**TASK STATEMENT**
Take every line from the listing below that includes "Kunden" and copy it.

**DATA FOR THIS TASK**
-*-*-
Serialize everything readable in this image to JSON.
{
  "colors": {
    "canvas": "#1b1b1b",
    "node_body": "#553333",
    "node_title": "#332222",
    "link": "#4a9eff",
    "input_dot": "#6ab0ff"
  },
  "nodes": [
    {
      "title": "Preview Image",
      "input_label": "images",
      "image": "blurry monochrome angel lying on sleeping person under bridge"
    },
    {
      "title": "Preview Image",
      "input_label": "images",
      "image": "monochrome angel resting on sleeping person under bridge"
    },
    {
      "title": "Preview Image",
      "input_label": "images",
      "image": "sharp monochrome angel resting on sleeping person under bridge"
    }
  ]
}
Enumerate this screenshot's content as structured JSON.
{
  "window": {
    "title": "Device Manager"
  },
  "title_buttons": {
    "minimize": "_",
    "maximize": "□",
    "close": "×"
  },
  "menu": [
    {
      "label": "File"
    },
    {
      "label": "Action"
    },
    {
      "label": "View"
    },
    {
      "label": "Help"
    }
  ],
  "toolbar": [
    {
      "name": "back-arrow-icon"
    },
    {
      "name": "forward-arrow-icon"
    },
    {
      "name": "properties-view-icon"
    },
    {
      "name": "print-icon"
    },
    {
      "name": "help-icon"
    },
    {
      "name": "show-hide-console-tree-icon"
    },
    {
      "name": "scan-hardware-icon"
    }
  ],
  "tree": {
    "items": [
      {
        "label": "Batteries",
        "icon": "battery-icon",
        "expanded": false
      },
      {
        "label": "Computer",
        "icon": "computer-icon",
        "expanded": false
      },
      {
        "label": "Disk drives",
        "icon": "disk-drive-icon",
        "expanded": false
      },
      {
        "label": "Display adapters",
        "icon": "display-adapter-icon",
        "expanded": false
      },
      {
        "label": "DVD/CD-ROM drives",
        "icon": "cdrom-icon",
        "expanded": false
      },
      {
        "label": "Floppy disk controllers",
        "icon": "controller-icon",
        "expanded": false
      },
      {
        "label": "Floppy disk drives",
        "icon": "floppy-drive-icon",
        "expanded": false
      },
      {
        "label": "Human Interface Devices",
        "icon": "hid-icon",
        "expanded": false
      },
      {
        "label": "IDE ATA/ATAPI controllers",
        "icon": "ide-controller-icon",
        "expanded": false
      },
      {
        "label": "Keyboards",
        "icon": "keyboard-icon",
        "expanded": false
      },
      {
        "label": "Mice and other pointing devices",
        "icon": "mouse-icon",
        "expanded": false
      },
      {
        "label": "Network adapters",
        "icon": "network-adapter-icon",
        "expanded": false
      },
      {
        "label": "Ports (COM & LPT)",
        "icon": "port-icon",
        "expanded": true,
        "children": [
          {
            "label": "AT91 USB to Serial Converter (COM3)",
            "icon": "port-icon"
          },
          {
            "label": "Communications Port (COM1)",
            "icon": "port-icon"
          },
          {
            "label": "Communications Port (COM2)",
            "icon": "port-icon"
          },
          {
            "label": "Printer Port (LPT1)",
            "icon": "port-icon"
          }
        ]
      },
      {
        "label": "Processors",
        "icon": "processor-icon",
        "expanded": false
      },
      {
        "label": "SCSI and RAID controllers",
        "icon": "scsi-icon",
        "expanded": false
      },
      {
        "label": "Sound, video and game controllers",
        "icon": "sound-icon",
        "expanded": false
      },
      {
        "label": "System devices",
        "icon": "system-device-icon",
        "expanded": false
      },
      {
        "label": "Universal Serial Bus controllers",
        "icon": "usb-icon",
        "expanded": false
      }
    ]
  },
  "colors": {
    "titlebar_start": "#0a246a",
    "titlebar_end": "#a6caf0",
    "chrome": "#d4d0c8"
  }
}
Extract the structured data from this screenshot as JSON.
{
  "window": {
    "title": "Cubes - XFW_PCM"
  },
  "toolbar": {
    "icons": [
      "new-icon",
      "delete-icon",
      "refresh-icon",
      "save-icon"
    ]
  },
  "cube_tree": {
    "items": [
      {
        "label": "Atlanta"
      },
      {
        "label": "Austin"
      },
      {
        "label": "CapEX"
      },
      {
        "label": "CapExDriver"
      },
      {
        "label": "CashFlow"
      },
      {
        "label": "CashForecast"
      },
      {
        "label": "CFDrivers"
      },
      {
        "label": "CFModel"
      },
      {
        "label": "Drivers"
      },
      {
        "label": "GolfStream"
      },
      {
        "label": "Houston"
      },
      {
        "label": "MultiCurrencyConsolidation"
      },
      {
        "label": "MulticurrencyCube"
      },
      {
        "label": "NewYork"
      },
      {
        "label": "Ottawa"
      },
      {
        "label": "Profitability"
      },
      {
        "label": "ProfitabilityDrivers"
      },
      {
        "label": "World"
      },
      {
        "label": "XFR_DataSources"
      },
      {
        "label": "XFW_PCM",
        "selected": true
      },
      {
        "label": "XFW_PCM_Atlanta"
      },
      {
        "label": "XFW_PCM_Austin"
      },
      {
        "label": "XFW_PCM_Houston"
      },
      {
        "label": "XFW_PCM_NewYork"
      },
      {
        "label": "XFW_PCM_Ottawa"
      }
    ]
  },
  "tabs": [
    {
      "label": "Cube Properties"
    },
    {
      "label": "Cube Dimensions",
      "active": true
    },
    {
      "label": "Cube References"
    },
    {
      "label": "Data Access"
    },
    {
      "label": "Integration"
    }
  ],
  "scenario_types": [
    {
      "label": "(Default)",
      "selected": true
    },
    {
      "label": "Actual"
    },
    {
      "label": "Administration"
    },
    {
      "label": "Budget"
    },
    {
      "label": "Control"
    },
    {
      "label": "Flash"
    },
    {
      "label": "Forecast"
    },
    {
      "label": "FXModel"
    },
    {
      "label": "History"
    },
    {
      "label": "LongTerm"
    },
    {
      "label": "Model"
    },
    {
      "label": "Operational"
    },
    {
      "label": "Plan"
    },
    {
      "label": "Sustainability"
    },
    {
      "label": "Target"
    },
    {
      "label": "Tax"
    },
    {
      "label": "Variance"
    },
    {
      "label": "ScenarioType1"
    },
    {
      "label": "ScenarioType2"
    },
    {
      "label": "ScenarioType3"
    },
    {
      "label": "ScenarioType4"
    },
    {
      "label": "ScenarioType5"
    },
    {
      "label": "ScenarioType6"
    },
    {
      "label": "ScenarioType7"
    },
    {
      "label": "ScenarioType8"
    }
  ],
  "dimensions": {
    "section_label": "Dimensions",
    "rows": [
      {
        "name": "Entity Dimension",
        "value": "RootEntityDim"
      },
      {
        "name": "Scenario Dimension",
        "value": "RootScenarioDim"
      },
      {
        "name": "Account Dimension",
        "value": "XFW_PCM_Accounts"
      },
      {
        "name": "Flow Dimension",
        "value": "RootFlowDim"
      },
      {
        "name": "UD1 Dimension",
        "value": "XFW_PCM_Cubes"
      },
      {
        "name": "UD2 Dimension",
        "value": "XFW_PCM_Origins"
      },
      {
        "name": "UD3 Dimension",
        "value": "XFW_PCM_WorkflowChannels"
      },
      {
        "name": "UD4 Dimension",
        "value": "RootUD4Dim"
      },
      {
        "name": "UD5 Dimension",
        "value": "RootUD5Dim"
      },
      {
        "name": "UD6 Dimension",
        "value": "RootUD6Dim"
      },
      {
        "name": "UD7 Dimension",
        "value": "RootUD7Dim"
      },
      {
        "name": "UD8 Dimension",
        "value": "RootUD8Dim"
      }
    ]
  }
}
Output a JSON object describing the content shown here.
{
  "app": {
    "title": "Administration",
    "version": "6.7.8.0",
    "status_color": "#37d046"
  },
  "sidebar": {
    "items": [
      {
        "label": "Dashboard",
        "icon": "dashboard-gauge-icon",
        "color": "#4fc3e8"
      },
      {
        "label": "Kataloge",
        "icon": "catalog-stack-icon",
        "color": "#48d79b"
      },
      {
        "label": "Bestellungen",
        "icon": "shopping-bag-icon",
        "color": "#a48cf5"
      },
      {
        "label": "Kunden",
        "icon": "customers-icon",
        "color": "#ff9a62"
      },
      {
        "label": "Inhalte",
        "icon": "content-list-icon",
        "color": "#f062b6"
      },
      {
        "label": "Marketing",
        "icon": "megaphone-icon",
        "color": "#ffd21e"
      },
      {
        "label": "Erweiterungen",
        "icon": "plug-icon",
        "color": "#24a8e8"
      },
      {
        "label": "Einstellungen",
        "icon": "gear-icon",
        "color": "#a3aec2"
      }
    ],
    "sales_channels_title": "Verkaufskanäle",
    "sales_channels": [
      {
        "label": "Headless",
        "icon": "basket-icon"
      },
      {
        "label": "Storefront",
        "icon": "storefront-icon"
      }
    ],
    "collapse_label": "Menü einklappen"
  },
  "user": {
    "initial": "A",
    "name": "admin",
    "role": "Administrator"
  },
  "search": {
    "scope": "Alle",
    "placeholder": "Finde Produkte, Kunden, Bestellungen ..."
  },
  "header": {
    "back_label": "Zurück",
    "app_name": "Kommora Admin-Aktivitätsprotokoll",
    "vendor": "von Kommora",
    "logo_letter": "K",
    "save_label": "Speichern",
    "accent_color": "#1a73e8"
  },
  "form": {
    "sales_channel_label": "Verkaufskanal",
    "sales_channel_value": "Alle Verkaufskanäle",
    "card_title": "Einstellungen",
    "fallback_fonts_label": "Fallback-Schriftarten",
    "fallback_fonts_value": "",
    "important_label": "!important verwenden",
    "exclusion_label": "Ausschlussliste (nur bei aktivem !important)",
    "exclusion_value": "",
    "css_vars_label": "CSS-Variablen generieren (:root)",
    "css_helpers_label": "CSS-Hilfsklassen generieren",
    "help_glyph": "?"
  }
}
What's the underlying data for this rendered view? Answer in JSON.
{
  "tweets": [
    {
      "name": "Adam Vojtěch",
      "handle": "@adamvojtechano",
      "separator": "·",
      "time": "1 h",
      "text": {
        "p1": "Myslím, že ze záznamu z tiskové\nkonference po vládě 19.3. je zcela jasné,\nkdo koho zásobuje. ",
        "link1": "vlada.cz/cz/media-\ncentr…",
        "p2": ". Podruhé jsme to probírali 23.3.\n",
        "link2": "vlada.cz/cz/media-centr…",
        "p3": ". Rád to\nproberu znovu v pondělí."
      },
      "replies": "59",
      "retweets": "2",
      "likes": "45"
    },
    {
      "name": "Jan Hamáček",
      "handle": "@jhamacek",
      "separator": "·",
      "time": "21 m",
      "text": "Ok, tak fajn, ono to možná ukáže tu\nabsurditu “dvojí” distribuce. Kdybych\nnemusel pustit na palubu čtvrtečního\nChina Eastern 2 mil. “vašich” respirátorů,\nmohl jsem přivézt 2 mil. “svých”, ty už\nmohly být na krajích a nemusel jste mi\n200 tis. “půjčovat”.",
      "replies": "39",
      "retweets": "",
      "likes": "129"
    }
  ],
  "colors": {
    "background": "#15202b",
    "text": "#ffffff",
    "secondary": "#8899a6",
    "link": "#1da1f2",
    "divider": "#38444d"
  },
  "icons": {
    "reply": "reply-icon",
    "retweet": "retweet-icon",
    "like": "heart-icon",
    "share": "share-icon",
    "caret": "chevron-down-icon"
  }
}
-*-*-
**RESPONSE TO THIS EXERCISE**
        "label": "Kunden",
    "placeholder": "Finde Produkte, Kunden, Bestellungen ..."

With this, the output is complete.